__WHAT IS EXPECTED__
Count the lines below that contain the word "data", and reply with only that number.

__RAW RECORDS__

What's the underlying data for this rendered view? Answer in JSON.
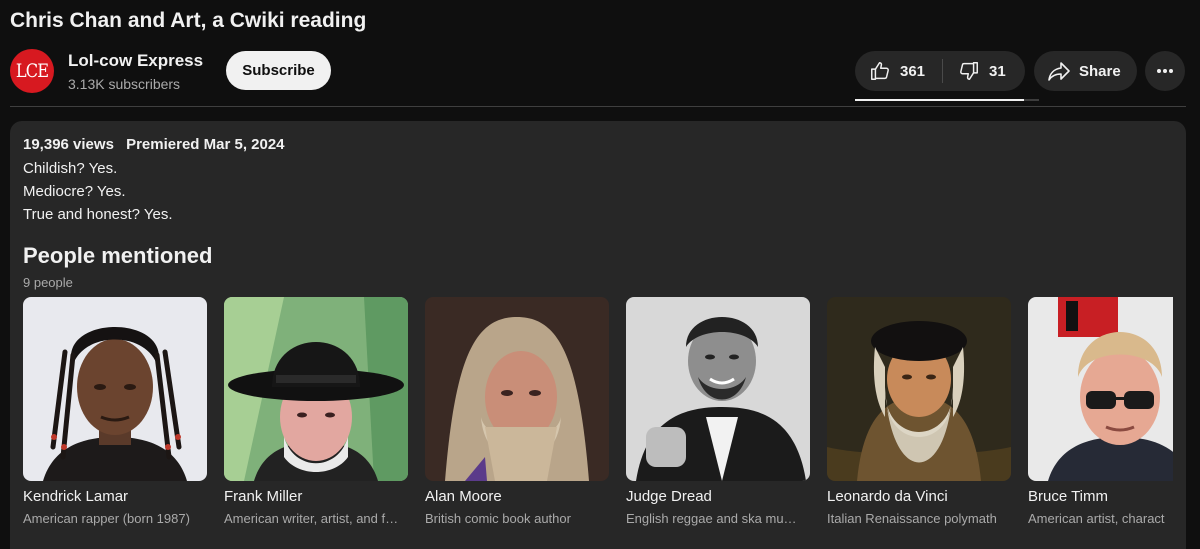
{
  "video": {
    "title": "Chris Chan and Art, a Cwiki reading"
  },
  "channel": {
    "avatar_text": "LCE",
    "name": "Lol-cow Express",
    "subscribers": "3.13K subscribers",
    "subscribe_label": "Subscribe"
  },
  "actions": {
    "likes": "361",
    "dislikes": "31",
    "share_label": "Share",
    "like_ratio": 0.92
  },
  "description": {
    "views": "19,396 views",
    "premiered": "Premiered Mar 5, 2024",
    "lines": [
      "Childish? Yes.",
      "Mediocre? Yes.",
      "True and honest? Yes."
    ]
  },
  "people": {
    "title": "People mentioned",
    "count": "9 people",
    "items": [
      {
        "name": "Kendrick Lamar",
        "desc": "American rapper (born 1987)"
      },
      {
        "name": "Frank Miller",
        "desc": "American writer, artist, and film director"
      },
      {
        "name": "Alan Moore",
        "desc": "British comic book author"
      },
      {
        "name": "Judge Dread",
        "desc": "English reggae and ska musician"
      },
      {
        "name": "Leonardo da Vinci",
        "desc": "Italian Renaissance polymath"
      },
      {
        "name": "Bruce Timm",
        "desc": "American artist, charact"
      }
    ]
  },
  "colors": {
    "background": "#0f0f0f",
    "surface": "#272727",
    "text": "#f1f1f1",
    "secondary_text": "#aaaaaa",
    "avatar_red": "#d71920"
  },
  "icons": [
    "thumb-up-icon",
    "thumb-down-icon",
    "share-arrow-icon",
    "more-vert-icon"
  ]
}
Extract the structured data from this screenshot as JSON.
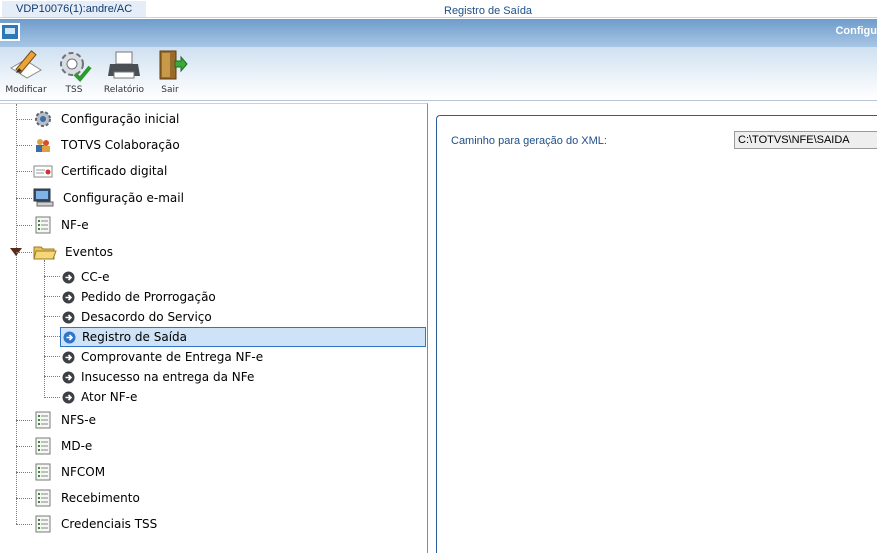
{
  "session_tab": "VDP10076(1):andre/AC",
  "window_title": "Configu",
  "toolbar": {
    "modificar": "Modificar",
    "tss": "TSS",
    "relatorio": "Relatório",
    "sair": "Sair"
  },
  "tree": {
    "configuracao_inicial": "Configuração inicial",
    "totvs_colaboracao": "TOTVS Colaboração",
    "certificado_digital": "Certificado digital",
    "configuracao_email": "Configuração e-mail",
    "nfe": "NF-e",
    "eventos": "Eventos",
    "eventos_children": [
      "CC-e",
      "Pedido de Prorrogação",
      "Desacordo do Serviço",
      "Registro de Saída",
      "Comprovante de Entrega NF-e",
      "Insucesso na entrega da NFe",
      "Ator NF-e"
    ],
    "nfse": "NFS-e",
    "mde": "MD-e",
    "nfcom": "NFCOM",
    "recebimento": "Recebimento",
    "credenciais_tss": "Credenciais TSS",
    "selected": "Registro de Saída"
  },
  "panel": {
    "group_title": "Registro de Saída",
    "field_label": "Caminho para geração do XML:",
    "field_value": "C:\\TOTVS\\NFE\\SAIDA"
  },
  "colors": {
    "header_blue": "#6f9ccb",
    "selection": "#cfe3f8",
    "selection_border": "#2f74c6",
    "label_blue": "#1e4f8a"
  },
  "icons": [
    "monitor-icon",
    "pencil-paper-icon",
    "gear-check-icon",
    "printer-icon",
    "exit-door-icon",
    "gear-icon",
    "people-icon",
    "certificate-icon",
    "computer-email-icon",
    "document-list-icon",
    "folder-icon",
    "arrow-circle-icon"
  ]
}
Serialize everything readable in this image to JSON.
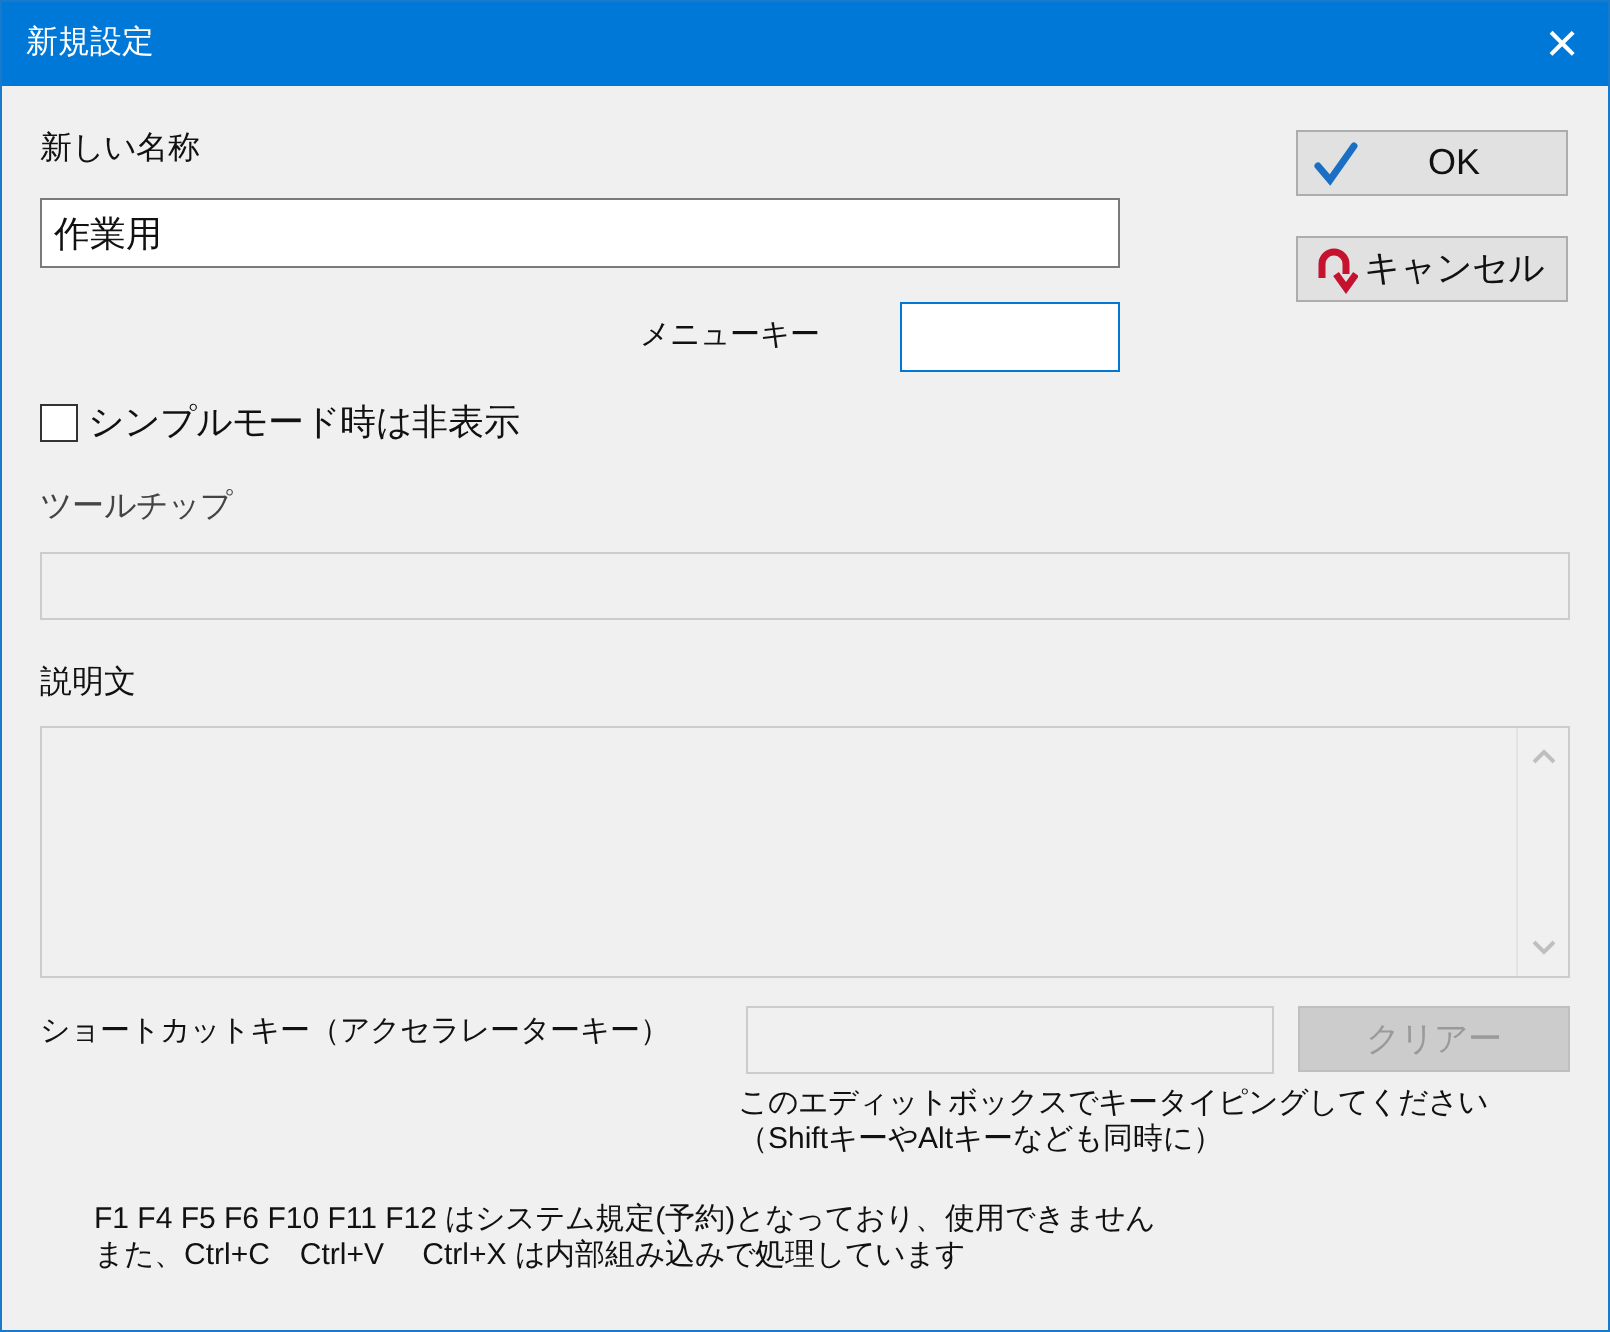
{
  "window": {
    "title": "新規設定",
    "close": "×"
  },
  "name": {
    "label": "新しい名称",
    "value": "作業用"
  },
  "menu_key": {
    "label": "メニューキー"
  },
  "buttons": [
    {
      "kind": "ok",
      "label": "OK",
      "disabled": false
    },
    {
      "kind": "cancel",
      "label": "キャンセル",
      "disabled": false
    }
  ],
  "hide_in_simple": {
    "label": "シンプルモード時は非表示",
    "checked": false
  },
  "tooltip": {
    "label": "ツールチップ",
    "disabled": true
  },
  "description": {
    "label": "説明文",
    "disabled": true
  },
  "shortcut": {
    "label": "ショートカットキー（アクセラレーターキー）",
    "disabled": true,
    "clear": {
      "label": "クリアー",
      "disabled": true
    },
    "hint": [
      "このエディットボックスでキータイピングしてください",
      "（ShiftキーやAltキーなども同時に）"
    ]
  },
  "notes": [
    "F1 F4 F5 F6 F10 F11 F12 はシステム規定(予約)となっており、使用できません",
    "また、Ctrl+C　Ctrl+V　 Ctrl+X は内部組み込みで処理しています"
  ]
}
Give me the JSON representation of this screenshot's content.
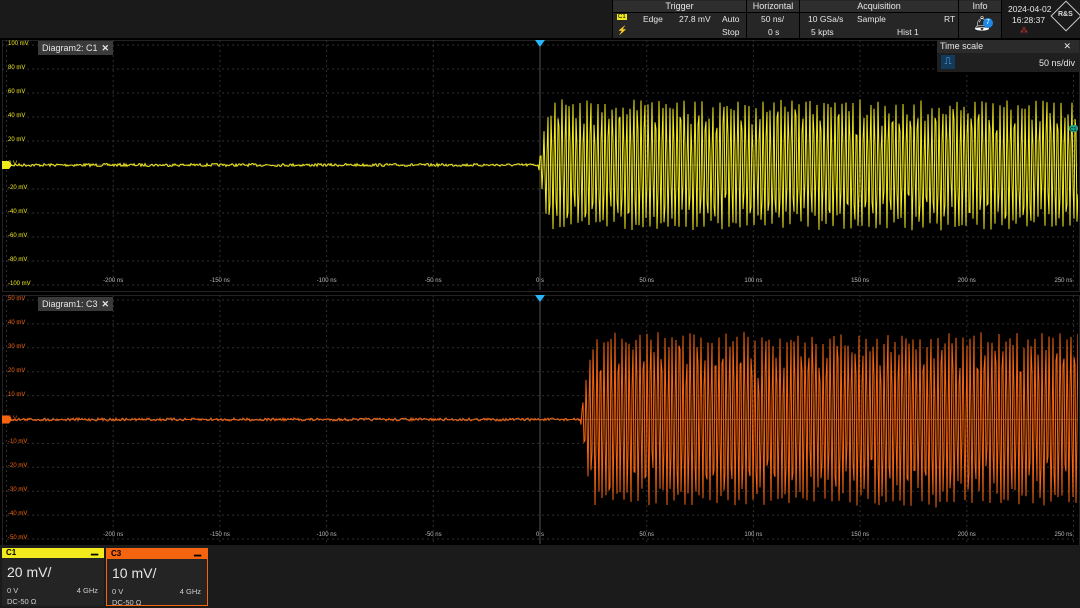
{
  "toolbar": {
    "trigger": {
      "title": "Trigger",
      "channel": "C1",
      "type": "Edge",
      "level": "27.8 mV",
      "mode": "Auto",
      "state": "Stop"
    },
    "horizontal": {
      "title": "Horizontal",
      "scale": "50 ns/",
      "position": "0 s"
    },
    "acquisition": {
      "title": "Acquisition",
      "rate": "10 GSa/s",
      "mode": "Sample",
      "mode_flag": "RT",
      "points": "5 kpts",
      "hist": "Hist 1"
    },
    "info": {
      "title": "Info",
      "count": "7"
    },
    "clock": {
      "date": "2024-04-02",
      "time": "16:28:37"
    },
    "logo": "R&S"
  },
  "diagram2": {
    "tab_label": "Diagram2: C1",
    "close": "✕",
    "y_labels": [
      "100 mV",
      "80 mV",
      "60 mV",
      "40 mV",
      "20 mV",
      "0 V",
      "-20 mV",
      "-40 mV",
      "-60 mV",
      "-80 mV",
      "-100 mV"
    ],
    "x_labels": [
      "-200 ns",
      "-150 ns",
      "-100 ns",
      "-50 ns",
      "0 s",
      "50 ns",
      "100 ns",
      "150 ns",
      "200 ns",
      "250 ns"
    ],
    "trace_color": "#f2ea1c",
    "marker": "C1"
  },
  "diagram1": {
    "tab_label": "Diagram1: C3",
    "close": "✕",
    "y_labels": [
      "50 mV",
      "40 mV",
      "30 mV",
      "20 mV",
      "10 mV",
      "0 V",
      "-10 mV",
      "-20 mV",
      "-30 mV",
      "-40 mV",
      "-50 mV"
    ],
    "x_labels": [
      "-200 ns",
      "-150 ns",
      "-100 ns",
      "-50 ns",
      "0 s",
      "50 ns",
      "100 ns",
      "150 ns",
      "200 ns",
      "250 ns"
    ],
    "trace_color": "#f5650f"
  },
  "time_scale": {
    "title": "Time scale",
    "close": "✕",
    "value": "50 ns/div"
  },
  "channels": [
    {
      "name": "C1",
      "scale": "20 mV/",
      "offset": "0 V",
      "bandwidth": "4 GHz",
      "coupling": "DC-50 Ω",
      "color": "#f2ea1c"
    },
    {
      "name": "C3",
      "scale": "10 mV/",
      "offset": "0 V",
      "bandwidth": "4 GHz",
      "coupling": "DC-50 Ω",
      "color": "#f5650f"
    }
  ]
}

__FINISHED TASK__
2